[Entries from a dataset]
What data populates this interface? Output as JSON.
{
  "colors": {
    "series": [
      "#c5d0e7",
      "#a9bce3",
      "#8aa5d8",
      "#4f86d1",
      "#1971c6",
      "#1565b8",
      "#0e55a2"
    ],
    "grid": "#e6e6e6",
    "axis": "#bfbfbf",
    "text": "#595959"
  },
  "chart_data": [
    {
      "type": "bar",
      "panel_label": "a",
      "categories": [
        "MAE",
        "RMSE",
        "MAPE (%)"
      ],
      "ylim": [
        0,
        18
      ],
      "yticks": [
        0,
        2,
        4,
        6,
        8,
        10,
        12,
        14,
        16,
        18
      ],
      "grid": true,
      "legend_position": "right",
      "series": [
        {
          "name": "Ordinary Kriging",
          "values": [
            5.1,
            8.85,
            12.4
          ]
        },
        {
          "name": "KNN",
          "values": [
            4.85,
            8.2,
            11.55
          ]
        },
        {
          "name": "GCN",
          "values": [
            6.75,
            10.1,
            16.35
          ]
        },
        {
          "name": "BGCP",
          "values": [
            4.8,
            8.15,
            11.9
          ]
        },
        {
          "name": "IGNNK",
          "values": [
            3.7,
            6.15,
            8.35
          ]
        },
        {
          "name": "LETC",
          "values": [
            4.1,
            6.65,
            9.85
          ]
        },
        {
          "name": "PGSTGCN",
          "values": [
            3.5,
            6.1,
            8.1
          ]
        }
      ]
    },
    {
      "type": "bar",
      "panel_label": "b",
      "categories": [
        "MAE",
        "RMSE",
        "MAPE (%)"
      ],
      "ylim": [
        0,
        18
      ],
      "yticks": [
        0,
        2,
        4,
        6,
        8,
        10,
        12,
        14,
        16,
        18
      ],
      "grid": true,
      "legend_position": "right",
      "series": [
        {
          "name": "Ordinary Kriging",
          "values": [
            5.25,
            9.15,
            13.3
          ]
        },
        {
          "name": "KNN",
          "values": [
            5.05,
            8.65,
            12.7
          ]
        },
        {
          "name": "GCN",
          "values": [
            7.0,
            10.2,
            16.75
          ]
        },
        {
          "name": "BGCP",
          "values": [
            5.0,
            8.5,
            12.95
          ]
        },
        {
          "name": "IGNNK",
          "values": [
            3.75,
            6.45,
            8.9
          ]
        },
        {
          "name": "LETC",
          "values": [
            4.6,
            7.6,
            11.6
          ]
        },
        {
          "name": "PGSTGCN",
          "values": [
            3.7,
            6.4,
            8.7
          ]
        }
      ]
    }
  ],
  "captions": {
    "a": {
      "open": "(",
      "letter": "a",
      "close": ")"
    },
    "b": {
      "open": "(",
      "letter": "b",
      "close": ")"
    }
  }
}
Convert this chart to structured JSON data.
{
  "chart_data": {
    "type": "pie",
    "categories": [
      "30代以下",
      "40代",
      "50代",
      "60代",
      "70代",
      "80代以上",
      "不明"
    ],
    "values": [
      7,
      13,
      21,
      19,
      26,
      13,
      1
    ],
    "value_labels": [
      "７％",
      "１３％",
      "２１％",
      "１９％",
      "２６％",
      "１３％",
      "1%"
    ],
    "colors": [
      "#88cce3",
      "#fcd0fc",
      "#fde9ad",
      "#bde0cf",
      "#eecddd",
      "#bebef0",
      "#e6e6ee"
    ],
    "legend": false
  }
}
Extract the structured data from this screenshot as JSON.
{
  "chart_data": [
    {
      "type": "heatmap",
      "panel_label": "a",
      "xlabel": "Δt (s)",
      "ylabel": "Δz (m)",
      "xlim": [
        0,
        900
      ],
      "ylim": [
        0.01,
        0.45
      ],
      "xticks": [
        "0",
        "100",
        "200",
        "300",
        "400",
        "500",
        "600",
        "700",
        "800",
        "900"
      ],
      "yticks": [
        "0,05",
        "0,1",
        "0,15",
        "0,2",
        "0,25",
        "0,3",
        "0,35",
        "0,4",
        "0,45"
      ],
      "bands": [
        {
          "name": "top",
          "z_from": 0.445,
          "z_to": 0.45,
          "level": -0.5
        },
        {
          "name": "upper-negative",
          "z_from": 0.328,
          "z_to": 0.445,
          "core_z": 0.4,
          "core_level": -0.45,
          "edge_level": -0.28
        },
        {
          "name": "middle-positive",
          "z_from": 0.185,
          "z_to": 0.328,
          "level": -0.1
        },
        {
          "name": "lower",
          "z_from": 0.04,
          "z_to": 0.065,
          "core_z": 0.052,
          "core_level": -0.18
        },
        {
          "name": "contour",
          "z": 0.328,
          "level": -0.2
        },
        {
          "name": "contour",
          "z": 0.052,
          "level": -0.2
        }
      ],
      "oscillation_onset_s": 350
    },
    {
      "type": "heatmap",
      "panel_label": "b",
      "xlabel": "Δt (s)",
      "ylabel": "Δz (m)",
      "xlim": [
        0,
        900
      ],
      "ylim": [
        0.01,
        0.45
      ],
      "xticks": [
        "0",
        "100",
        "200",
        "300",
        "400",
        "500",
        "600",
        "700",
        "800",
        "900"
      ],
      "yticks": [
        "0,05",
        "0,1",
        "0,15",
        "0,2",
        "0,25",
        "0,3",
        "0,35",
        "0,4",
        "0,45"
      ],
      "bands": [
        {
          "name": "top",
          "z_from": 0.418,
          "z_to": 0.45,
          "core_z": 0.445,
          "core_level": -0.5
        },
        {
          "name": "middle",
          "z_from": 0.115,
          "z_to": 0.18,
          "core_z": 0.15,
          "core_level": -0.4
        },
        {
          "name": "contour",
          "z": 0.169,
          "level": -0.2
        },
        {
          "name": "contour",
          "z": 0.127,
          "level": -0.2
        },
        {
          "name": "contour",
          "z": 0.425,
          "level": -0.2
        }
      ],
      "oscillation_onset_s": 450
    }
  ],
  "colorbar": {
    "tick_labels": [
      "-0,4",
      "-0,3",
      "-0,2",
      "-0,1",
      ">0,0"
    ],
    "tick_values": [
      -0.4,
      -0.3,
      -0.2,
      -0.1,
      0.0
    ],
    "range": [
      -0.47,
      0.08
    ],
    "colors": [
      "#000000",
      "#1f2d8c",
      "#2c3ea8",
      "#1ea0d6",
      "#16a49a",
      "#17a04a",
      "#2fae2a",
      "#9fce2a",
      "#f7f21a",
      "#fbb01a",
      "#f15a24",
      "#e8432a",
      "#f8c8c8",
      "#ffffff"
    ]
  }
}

• _Request_:
Print again each line of the listing above, exactly as it appears.

• _Final answer_:
What data populates this interface? Output as JSON.
{
  "colors": {
    "series": [
      "#c5d0e7",
      "#a9bce3",
      "#8aa5d8",
      "#4f86d1",
      "#1971c6",
      "#1565b8",
      "#0e55a2"
    ],
    "grid": "#e6e6e6",
    "axis": "#bfbfbf",
    "text": "#595959"
  },
  "chart_data": [
    {
      "type": "bar",
      "panel_label": "a",
      "categories": [
        "MAE",
        "RMSE",
        "MAPE (%)"
      ],
      "ylim": [
        0,
        18
      ],
      "yticks": [
        0,
        2,
        4,
        6,
        8,
        10,
        12,
        14,
        16,
        18
      ],
      "grid": true,
      "legend_position": "right",
      "series": [
        {
          "name": "Ordinary Kriging",
          "values": [
            5.1,
            8.85,
            12.4
          ]
        },
        {
          "name": "KNN",
          "values": [
            4.85,
            8.2,
            11.55
          ]
        },
        {
          "name": "GCN",
          "values": [
            6.75,
            10.1,
            16.35
          ]
        },
        {
          "name": "BGCP",
          "values": [
            4.8,
            8.15,
            11.9
          ]
        },
        {
          "name": "IGNNK",
          "values": [
            3.7,
            6.15,
            8.35
          ]
        },
        {
          "name": "LETC",
          "values": [
            4.1,
            6.65,
            9.85
          ]
        },
        {
          "name": "PGSTGCN",
          "values": [
            3.5,
            6.1,
            8.1
          ]
        }
      ]
    },
    {
      "type": "bar",
      "panel_label": "b",
      "categories": [
        "MAE",
        "RMSE",
        "MAPE (%)"
      ],
      "ylim": [
        0,
        18
      ],
      "yticks": [
        0,
        2,
        4,
        6,
        8,
        10,
        12,
        14,
        16,
        18
      ],
      "grid": true,
      "legend_position": "right",
      "series": [
        {
          "name": "Ordinary Kriging",
          "values": [
            5.25,
            9.15,
            13.3
          ]
        },
        {
          "name": "KNN",
          "values": [
            5.05,
            8.65,
            12.7
          ]
        },
        {
          "name": "GCN",
          "values": [
            7.0,
            10.2,
            16.75
          ]
        },
        {
          "name": "BGCP",
          "values": [
            5.0,
            8.5,
            12.95
          ]
        },
        {
          "name": "IGNNK",
          "values": [
            3.75,
            6.45,
            8.9
          ]
        },
        {
          "name": "LETC",
          "values": [
            4.6,
            7.6,
            11.6
          ]
        },
        {
          "name": "PGSTGCN",
          "values": [
            3.7,
            6.4,
            8.7
          ]
        }
      ]
    }
  ],
  "captions": {
    "a": {
      "open": "(",
      "letter": "a",
      "close": ")"
    },
    "b": {
      "open": "(",
      "letter": "b",
      "close": ")"
    }
  }
}
Convert this chart to structured JSON data.
{
  "chart_data": {
    "type": "pie",
    "categories": [
      "30代以下",
      "40代",
      "50代",
      "60代",
      "70代",
      "80代以上",
      "不明"
    ],
    "values": [
      7,
      13,
      21,
      19,
      26,
      13,
      1
    ],
    "value_labels": [
      "７％",
      "１３％",
      "２１％",
      "１９％",
      "２６％",
      "１３％",
      "1%"
    ],
    "colors": [
      "#88cce3",
      "#fcd0fc",
      "#fde9ad",
      "#bde0cf",
      "#eecddd",
      "#bebef0",
      "#e6e6ee"
    ],
    "legend": false
  }
}
Extract the structured data from this screenshot as JSON.
{
  "chart_data": [
    {
      "type": "heatmap",
      "panel_label": "a",
      "xlabel": "Δt (s)",
      "ylabel": "Δz (m)",
      "xlim": [
        0,
        900
      ],
      "ylim": [
        0.01,
        0.45
      ],
      "xticks": [
        "0",
        "100",
        "200",
        "300",
        "400",
        "500",
        "600",
        "700",
        "800",
        "900"
      ],
      "yticks": [
        "0,05",
        "0,1",
        "0,15",
        "0,2",
        "0,25",
        "0,3",
        "0,35",
        "0,4",
        "0,45"
      ],
      "bands": [
        {
          "name": "top",
          "z_from": 0.445,
          "z_to": 0.45,
          "level": -0.5
        },
        {
          "name": "upper-negative",
          "z_from": 0.328,
          "z_to": 0.445,
          "core_z": 0.4,
          "core_level": -0.45,
          "edge_level": -0.28
        },
        {
          "name": "middle-positive",
          "z_from": 0.185,
          "z_to": 0.328,
          "level": -0.1
        },
        {
          "name": "lower",
          "z_from": 0.04,
          "z_to": 0.065,
          "core_z": 0.052,
          "core_level": -0.18
        },
        {
          "name": "contour",
          "z": 0.328,
          "level": -0.2
        },
        {
          "name": "contour",
          "z": 0.052,
          "level": -0.2
        }
      ],
      "oscillation_onset_s": 350
    },
    {
      "type": "heatmap",
      "panel_label": "b",
      "xlabel": "Δt (s)",
      "ylabel": "Δz (m)",
      "xlim": [
        0,
        900
      ],
      "ylim": [
        0.01,
        0.45
      ],
      "xticks": [
        "0",
        "100",
        "200",
        "300",
        "400",
        "500",
        "600",
        "700",
        "800",
        "900"
      ],
      "yticks": [
        "0,05",
        "0,1",
        "0,15",
        "0,2",
        "0,25",
        "0,3",
        "0,35",
        "0,4",
        "0,45"
      ],
      "bands": [
        {
          "name": "top",
          "z_from": 0.418,
          "z_to": 0.45,
          "core_z": 0.445,
          "core_level": -0.5
        },
        {
          "name": "middle",
          "z_from": 0.115,
          "z_to": 0.18,
          "core_z": 0.15,
          "core_level": -0.4
        },
        {
          "name": "contour",
          "z": 0.169,
          "level": -0.2
        },
        {
          "name": "contour",
          "z": 0.127,
          "level": -0.2
        },
        {
          "name": "contour",
          "z": 0.425,
          "level": -0.2
        }
      ],
      "oscillation_onset_s": 450
    }
  ],
  "colorbar": {
    "tick_labels": [
      "-0,4",
      "-0,3",
      "-0,2",
      "-0,1",
      ">0,0"
    ],
    "tick_values": [
      -0.4,
      -0.3,
      -0.2,
      -0.1,
      0.0
    ],
    "range": [
      -0.47,
      0.08
    ],
    "colors": [
      "#000000",
      "#1f2d8c",
      "#2c3ea8",
      "#1ea0d6",
      "#16a49a",
      "#17a04a",
      "#2fae2a",
      "#9fce2a",
      "#f7f21a",
      "#fbb01a",
      "#f15a24",
      "#e8432a",
      "#f8c8c8",
      "#ffffff"
    ]
  }
}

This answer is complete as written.